• _What the task requires_: Gather the lines that hold the string "name".

[Extracted data entries]
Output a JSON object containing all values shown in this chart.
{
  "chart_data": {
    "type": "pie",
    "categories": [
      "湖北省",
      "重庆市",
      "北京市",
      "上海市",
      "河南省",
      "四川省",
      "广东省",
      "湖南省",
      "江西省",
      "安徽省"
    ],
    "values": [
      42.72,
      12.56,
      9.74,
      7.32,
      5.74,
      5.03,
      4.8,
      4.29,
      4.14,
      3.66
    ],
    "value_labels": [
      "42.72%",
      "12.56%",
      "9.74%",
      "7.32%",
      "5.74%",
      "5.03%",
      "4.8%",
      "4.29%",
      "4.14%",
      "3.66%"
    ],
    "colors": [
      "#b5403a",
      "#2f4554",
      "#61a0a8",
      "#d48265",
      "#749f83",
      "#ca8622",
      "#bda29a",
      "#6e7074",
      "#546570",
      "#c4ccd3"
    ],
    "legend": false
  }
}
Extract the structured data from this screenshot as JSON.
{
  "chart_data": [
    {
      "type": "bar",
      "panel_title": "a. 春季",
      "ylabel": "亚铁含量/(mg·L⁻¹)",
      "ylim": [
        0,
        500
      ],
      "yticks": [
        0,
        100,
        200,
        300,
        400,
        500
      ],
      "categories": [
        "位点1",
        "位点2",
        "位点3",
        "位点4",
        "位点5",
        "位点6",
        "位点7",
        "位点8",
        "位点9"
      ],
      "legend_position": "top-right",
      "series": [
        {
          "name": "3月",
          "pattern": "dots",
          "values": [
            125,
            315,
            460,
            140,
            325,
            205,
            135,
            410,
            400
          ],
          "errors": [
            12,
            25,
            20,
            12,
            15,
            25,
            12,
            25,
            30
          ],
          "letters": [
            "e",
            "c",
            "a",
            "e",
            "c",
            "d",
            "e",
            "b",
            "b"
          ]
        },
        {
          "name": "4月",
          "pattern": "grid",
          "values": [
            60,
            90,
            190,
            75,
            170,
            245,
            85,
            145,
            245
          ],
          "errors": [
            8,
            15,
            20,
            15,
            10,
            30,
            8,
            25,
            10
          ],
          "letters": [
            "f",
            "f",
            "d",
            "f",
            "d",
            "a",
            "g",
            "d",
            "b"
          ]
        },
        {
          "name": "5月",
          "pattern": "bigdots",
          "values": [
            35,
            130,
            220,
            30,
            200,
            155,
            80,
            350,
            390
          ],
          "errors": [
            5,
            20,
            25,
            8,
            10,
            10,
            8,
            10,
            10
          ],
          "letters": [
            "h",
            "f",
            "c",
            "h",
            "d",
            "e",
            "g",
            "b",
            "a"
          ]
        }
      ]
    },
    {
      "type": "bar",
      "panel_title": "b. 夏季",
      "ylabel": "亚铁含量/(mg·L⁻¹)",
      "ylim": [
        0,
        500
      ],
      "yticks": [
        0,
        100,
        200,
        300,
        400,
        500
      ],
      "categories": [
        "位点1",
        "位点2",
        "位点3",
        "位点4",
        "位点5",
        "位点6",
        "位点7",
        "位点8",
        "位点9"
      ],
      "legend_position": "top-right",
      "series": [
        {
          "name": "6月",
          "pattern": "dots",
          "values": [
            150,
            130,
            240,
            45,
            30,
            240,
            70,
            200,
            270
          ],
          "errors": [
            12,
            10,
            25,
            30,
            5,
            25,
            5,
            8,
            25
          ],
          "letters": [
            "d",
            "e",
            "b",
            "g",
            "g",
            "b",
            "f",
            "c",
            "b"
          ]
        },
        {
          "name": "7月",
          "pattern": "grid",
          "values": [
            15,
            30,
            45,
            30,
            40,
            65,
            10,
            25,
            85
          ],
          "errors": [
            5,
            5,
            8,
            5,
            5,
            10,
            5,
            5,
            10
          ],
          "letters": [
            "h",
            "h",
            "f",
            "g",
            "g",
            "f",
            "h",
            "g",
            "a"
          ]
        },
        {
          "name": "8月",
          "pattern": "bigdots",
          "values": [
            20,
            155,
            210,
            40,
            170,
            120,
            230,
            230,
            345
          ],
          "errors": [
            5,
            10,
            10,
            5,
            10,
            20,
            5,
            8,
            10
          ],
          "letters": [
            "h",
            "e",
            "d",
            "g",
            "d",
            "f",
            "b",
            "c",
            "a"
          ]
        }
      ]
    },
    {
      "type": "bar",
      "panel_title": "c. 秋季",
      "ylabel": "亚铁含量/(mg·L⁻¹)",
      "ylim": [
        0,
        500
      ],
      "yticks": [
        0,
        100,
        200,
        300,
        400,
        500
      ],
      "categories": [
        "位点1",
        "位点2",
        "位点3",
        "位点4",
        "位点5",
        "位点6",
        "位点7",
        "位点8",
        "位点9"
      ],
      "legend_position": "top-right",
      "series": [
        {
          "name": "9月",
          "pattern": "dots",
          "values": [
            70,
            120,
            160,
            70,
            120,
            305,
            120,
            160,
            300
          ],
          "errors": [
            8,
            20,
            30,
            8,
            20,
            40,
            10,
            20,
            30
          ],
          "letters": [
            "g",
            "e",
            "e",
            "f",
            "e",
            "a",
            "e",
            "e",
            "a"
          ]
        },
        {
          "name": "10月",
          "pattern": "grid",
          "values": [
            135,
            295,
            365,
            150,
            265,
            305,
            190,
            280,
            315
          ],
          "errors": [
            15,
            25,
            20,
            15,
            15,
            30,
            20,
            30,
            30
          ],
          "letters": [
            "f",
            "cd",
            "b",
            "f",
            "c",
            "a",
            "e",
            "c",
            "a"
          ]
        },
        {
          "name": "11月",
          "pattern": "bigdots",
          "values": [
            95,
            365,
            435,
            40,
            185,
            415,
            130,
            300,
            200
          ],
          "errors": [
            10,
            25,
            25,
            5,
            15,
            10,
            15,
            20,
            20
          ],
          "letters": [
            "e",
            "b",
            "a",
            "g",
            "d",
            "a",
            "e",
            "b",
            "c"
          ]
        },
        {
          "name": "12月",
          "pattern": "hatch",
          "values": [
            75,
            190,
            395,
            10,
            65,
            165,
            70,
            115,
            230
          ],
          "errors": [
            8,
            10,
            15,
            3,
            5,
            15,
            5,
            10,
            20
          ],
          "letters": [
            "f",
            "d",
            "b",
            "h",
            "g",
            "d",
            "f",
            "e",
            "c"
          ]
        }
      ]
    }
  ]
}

• _Answer to the problem_:
          "name": "3月",
          "name": "4月",
          "name": "5月",
          "name": "6月",
          "name": "7月",
          "name": "8月",
          "name": "9月",
          "name": "10月",
          "name": "11月",
          "name": "12月",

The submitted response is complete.